+++ Document segment +++

Firm Financial Decisions: Investment Decisions 2

Choosing Between Projects

• In week 9, decisions involved accepting or rejecting a single, stand-alone project.
• This week considers choosing one project from several possible projects.
• Choosing one project excludes taking other projects, which means facing mutually exclusive projects.

Mutually Exclusive Projects

• For mutually exclusive projects, you can't just pick the project with a positive NPV.
• The projects must be ranked, and the best one chosen.
• Pick the project with the highest NPV.

Mutually Exclusive Projects: Lecture Example 1

• Scenario: You own a small piece of commercial land near a university and are considering its use.
• Offer to sell it for $220,000.
• Alternative uses: a bar, a coffee shop, and a boutique.
• Assume indefinite operation, eventually leaving the business to your children.
• Data Collected:
  • Bar: Initial Investment = $400,000, Cash flow in the First Year = $60,000, Growth rate = $3.5\%$, Cost of capital = $12\%$.
  • Coffee shop: Initial Investment = $200,000, Cash flow in the First Year = $40,000, Growth rate = $3\%$, Cost of capital = $10\%$.
  • Boutique: Initial Investment = $500,000, Cash flow in the First Year = $75,000, Growth rate = $3\%$, Cost of capital = $13\%$.

Mutually Exclusive Projects: Lecture Example 1

• Since you can only do one project (you only have one piece of land), these are mutually exclusive projects.
• To decide which project is most valuable, you must rank them by NPV.
• Each of these projects (except for selling the land) has cash flows that can be valued as a growing perpetuity; the present value of the cash inflows is $\frac{C}{r - g}$.
• The NPV of each investment will be: $\frac{C}{r - g} - Initial Investment$

Mutually Exclusive Projects: Lecture Example 1

• The NPVs are:
  • Bar: \frac{60,000}{0.12 - 0.035} - 400,000 = $305,882
  • Coffee shop: \frac{40,000}{0.10 - 0.03} - 200,000 = $371,429
  • Boutique: \frac{75,000}{0.13 - 0.03} - 500,000 = $250,000

Mutually Exclusive Projects: Lecture Example 1

• So, the ranking of each alternative (including selling the land today for $220,000) is:
  1. Coffee shop: $371,429
  2. Bar: $305,882
  3. Boutique: $250,000
  4. Sell the land: $220,000
• Based on the rankings, the coffee shop should be chosen.

Mutually Exclusive Projects: Lecture Example 1

• All of the alternatives have positive NPVs, but you can only take one of them, so you should choose the one that creates the most value.
• Even though the coffee shop has the lowest cash flows, its lower start-up cost coupled with its lower cost of capital (it is less risky), make it the best choice.

+++

## Problems
a) According to the investment decisions lecture notes, what makes the coffee shop the best choice even though its cash flows are the lowest?
b) Continue the investment decisions lecture notes on mutually exclusive projects, starting after their final bullet.

+++ Material +++

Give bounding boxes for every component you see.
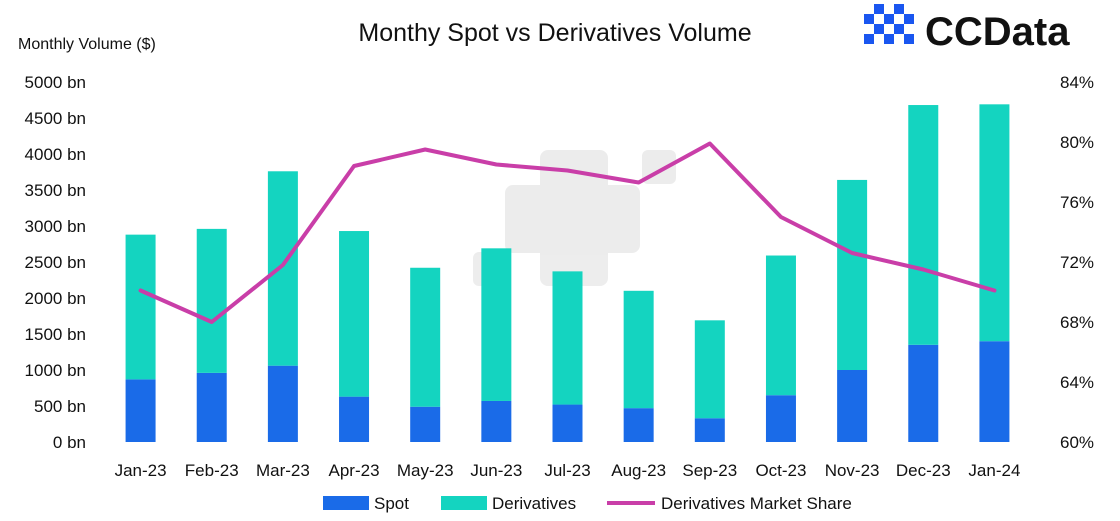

+++

## Answers per task
a) Its lower start-up cost and its lower cost of capital, which means it is less risky.

b)
Differences in Scale

• Making a direct comparison between mutually exclusive projects of different scales (different initial investments) and different cash flow patterns and picking the highest IRR can lead to mistakes.
• For example: a $10\%$ IRR can have very different value implications for an initial investment of $1 million versus an initial investment of $100 million. This is an important shortcoming of IRR.
• If a project has a positive NPV, and we can double its size (cash flows), then the NPV will double.
• This is not the same in terms of IRR because it only measures the average return of an investment.

Differences in Scale: Lecture Example 2

• We begin by considering two mutually exclusive projects with the same scale.
• Daniel is evaluating two investment opportunities.
  • Option 1: If he went into business with his girlfriend, he would need to invest $10,000 and the business would generate incremental cash flows of $6,000 per year for three years.
  • Option 2: he could start a two-computer internet café. The computer setup will cost a total of $10,000 and will generate $5,000 for three years.
  • The opportunity cost of capital for both opportunities is $12\%$, and both will require all his time, so Daniel must choose between them.
  • How valuable is each opportunity, and which one should Daniel choose?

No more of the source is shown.